## Stored dataset items:
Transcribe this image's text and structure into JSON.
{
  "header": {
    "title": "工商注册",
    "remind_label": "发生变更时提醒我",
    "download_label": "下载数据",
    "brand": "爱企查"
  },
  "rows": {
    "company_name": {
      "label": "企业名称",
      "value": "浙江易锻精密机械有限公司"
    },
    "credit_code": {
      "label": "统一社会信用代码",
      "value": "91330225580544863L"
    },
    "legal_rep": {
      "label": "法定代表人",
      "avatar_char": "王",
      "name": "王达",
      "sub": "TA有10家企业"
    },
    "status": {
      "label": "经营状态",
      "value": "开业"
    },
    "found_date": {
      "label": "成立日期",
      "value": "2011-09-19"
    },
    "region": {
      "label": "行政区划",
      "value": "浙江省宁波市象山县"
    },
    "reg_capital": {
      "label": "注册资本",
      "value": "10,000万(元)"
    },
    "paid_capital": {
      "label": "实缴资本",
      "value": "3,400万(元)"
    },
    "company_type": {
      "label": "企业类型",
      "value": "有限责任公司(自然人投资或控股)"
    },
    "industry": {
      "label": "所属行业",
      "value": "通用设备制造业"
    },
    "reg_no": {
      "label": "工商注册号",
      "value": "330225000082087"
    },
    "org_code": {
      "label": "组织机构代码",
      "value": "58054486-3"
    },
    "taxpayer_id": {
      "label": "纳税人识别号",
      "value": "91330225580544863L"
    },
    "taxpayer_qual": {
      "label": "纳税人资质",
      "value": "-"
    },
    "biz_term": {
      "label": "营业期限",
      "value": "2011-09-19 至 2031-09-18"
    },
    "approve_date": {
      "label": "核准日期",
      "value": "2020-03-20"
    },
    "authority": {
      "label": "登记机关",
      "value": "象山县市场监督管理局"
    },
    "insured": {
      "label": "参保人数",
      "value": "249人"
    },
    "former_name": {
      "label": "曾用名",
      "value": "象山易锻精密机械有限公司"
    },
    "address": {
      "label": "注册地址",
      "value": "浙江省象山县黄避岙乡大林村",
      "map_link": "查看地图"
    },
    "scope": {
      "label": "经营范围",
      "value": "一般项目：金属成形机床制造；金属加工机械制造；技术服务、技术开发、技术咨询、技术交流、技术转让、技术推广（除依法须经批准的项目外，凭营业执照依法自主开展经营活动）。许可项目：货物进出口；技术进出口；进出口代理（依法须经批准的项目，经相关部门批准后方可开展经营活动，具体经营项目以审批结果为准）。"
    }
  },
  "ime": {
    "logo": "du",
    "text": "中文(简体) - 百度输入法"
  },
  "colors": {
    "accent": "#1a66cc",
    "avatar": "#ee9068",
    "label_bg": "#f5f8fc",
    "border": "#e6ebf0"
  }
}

## Aim:
All of the data needs to be reproduced exactly, with no line missing.

## Task output:
Transcribe this image's text and structure into JSON.
{
  "header": {
    "title": "工商注册",
    "remind_label": "发生变更时提醒我",
    "download_label": "下载数据",
    "brand": "爱企查"
  },
  "rows": {
    "company_name": {
      "label": "企业名称",
      "value": "浙江易锻精密机械有限公司"
    },
    "credit_code": {
      "label": "统一社会信用代码",
      "value": "91330225580544863L"
    },
    "legal_rep": {
      "label": "法定代表人",
      "avatar_char": "王",
      "name": "王达",
      "sub": "TA有10家企业"
    },
    "status": {
      "label": "经营状态",
      "value": "开业"
    },
    "found_date": {
      "label": "成立日期",
      "value": "2011-09-19"
    },
    "region": {
      "label": "行政区划",
      "value": "浙江省宁波市象山县"
    },
    "reg_capital": {
      "label": "注册资本",
      "value": "10,000万(元)"
    },
    "paid_capital": {
      "label": "实缴资本",
      "value": "3,400万(元)"
    },
    "company_type": {
      "label": "企业类型",
      "value": "有限责任公司(自然人投资或控股)"
    },
    "industry": {
      "label": "所属行业",
      "value": "通用设备制造业"
    },
    "reg_no": {
      "label": "工商注册号",
      "value": "330225000082087"
    },
    "org_code": {
      "label": "组织机构代码",
      "value": "58054486-3"
    },
    "taxpayer_id": {
      "label": "纳税人识别号",
      "value": "91330225580544863L"
    },
    "taxpayer_qual": {
      "label": "纳税人资质",
      "value": "-"
    },
    "biz_term": {
      "label": "营业期限",
      "value": "2011-09-19 至 2031-09-18"
    },
    "approve_date": {
      "label": "核准日期",
      "value": "2020-03-20"
    },
    "authority": {
      "label": "登记机关",
      "value": "象山县市场监督管理局"
    },
    "insured": {
      "label": "参保人数",
      "value": "249人"
    },
    "former_name": {
      "label": "曾用名",
      "value": "象山易锻精密机械有限公司"
    },
    "address": {
      "label": "注册地址",
      "value": "浙江省象山县黄避岙乡大林村",
      "map_link": "查看地图"
    },
    "scope": {
      "label": "经营范围",
      "value": "一般项目：金属成形机床制造；金属加工机械制造；技术服务、技术开发、技术咨询、技术交流、技术转让、技术推广（除依法须经批准的项目外，凭营业执照依法自主开展经营活动）。许可项目：货物进出口；技术进出口；进出口代理（依法须经批准的项目，经相关部门批准后方可开展经营活动，具体经营项目以审批结果为准）。"
    }
  },
  "ime": {
    "logo": "du",
    "text": "中文(简体) - 百度输入法"
  },
  "colors": {
    "accent": "#1a66cc",
    "avatar": "#ee9068",
    "label_bg": "#f5f8fc",
    "border": "#e6ebf0"
  }
}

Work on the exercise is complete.